Extracted material
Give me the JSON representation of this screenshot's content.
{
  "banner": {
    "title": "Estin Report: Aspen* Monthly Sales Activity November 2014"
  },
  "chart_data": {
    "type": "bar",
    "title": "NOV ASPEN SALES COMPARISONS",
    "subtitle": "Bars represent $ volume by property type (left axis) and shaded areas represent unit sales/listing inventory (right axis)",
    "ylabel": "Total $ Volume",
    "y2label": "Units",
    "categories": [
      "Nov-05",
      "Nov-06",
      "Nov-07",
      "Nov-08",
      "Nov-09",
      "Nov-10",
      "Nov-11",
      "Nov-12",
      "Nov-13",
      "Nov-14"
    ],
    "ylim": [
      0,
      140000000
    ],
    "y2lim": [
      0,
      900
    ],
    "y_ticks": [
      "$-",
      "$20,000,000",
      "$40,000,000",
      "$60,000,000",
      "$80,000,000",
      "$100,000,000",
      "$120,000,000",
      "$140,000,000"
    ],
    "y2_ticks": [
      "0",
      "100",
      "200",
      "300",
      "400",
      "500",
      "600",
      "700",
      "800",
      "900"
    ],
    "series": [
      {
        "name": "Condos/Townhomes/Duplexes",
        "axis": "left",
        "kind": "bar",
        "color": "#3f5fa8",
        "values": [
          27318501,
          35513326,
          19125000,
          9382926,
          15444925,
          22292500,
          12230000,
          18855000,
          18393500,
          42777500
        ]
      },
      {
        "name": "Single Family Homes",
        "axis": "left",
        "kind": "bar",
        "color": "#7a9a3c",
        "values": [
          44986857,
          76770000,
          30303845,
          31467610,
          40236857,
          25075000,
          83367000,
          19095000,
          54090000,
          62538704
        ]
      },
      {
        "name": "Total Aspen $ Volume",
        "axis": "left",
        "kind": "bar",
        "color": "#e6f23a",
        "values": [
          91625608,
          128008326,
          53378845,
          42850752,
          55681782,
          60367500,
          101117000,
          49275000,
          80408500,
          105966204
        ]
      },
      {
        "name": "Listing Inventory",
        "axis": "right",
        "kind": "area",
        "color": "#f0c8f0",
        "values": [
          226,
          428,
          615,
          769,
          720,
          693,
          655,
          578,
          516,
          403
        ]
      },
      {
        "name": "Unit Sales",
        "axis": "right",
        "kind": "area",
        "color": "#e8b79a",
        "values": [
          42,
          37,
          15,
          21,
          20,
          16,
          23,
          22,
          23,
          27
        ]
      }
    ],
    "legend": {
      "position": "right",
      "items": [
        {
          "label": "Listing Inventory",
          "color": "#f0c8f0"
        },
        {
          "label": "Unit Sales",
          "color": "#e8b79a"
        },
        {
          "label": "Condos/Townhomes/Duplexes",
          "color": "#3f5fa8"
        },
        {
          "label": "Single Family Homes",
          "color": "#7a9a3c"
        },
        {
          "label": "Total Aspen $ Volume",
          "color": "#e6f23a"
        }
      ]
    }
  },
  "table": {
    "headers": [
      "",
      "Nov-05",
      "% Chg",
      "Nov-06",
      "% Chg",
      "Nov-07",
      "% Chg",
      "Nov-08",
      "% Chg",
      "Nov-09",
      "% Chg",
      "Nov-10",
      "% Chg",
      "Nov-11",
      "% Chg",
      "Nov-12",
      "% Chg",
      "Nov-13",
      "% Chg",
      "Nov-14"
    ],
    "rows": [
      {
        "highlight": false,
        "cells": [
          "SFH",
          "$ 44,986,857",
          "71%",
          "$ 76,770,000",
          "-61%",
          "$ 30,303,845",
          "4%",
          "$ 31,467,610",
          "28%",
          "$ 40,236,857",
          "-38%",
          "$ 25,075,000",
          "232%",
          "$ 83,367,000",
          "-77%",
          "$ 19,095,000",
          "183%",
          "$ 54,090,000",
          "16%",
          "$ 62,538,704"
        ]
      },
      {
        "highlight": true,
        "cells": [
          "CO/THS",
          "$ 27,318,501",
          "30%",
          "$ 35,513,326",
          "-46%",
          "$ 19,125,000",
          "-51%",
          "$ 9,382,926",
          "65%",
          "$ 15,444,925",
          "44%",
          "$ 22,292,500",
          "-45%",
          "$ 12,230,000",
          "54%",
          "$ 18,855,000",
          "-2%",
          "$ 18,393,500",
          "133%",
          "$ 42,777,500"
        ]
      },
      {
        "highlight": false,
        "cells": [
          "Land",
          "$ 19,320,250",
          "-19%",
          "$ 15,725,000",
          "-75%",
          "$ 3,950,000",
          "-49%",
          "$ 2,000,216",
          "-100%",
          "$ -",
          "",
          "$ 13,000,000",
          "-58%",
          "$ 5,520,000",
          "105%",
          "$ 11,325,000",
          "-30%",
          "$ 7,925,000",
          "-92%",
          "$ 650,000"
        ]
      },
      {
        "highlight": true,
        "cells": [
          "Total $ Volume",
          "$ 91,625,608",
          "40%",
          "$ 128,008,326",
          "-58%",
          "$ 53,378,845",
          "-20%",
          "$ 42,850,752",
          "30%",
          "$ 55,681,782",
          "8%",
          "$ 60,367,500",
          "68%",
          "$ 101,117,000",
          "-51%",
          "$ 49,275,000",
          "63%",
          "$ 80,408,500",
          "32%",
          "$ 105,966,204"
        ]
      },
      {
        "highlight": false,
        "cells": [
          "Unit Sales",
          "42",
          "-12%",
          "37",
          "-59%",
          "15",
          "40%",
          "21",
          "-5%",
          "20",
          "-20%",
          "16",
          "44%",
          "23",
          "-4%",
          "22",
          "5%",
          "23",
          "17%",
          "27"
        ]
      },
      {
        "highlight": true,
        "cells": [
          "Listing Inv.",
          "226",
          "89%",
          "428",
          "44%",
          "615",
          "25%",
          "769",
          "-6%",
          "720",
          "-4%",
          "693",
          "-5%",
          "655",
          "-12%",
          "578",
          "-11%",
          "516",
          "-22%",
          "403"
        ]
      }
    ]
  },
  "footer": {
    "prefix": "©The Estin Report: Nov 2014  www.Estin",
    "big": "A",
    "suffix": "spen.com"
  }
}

Set exercise
Using the records given above, list every line that includes the word "type".

Right answer
    "type": "bar",
    "subtitle": "Bars represent $ volume by property type (left axis) and shaded areas represent unit sales/listing inventory (right axis)",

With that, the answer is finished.